begin

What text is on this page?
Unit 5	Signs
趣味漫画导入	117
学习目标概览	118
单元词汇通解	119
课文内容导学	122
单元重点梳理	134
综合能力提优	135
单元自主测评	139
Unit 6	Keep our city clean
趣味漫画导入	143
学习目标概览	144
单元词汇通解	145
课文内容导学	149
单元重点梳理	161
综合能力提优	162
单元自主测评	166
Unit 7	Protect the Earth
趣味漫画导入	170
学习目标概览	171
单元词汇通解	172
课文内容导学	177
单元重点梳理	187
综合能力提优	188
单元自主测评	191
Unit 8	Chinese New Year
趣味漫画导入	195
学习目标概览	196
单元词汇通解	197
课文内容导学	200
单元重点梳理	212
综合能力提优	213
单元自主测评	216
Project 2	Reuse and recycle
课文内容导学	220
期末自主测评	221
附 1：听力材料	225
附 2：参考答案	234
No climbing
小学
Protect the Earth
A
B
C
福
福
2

end

[PROBLEM TO WORK ON] Wherever the word "Protect" occurs in a line of the listing, copy that line.

[FULL OUTPUT]
Unit 7	Protect the Earth
Protect the Earth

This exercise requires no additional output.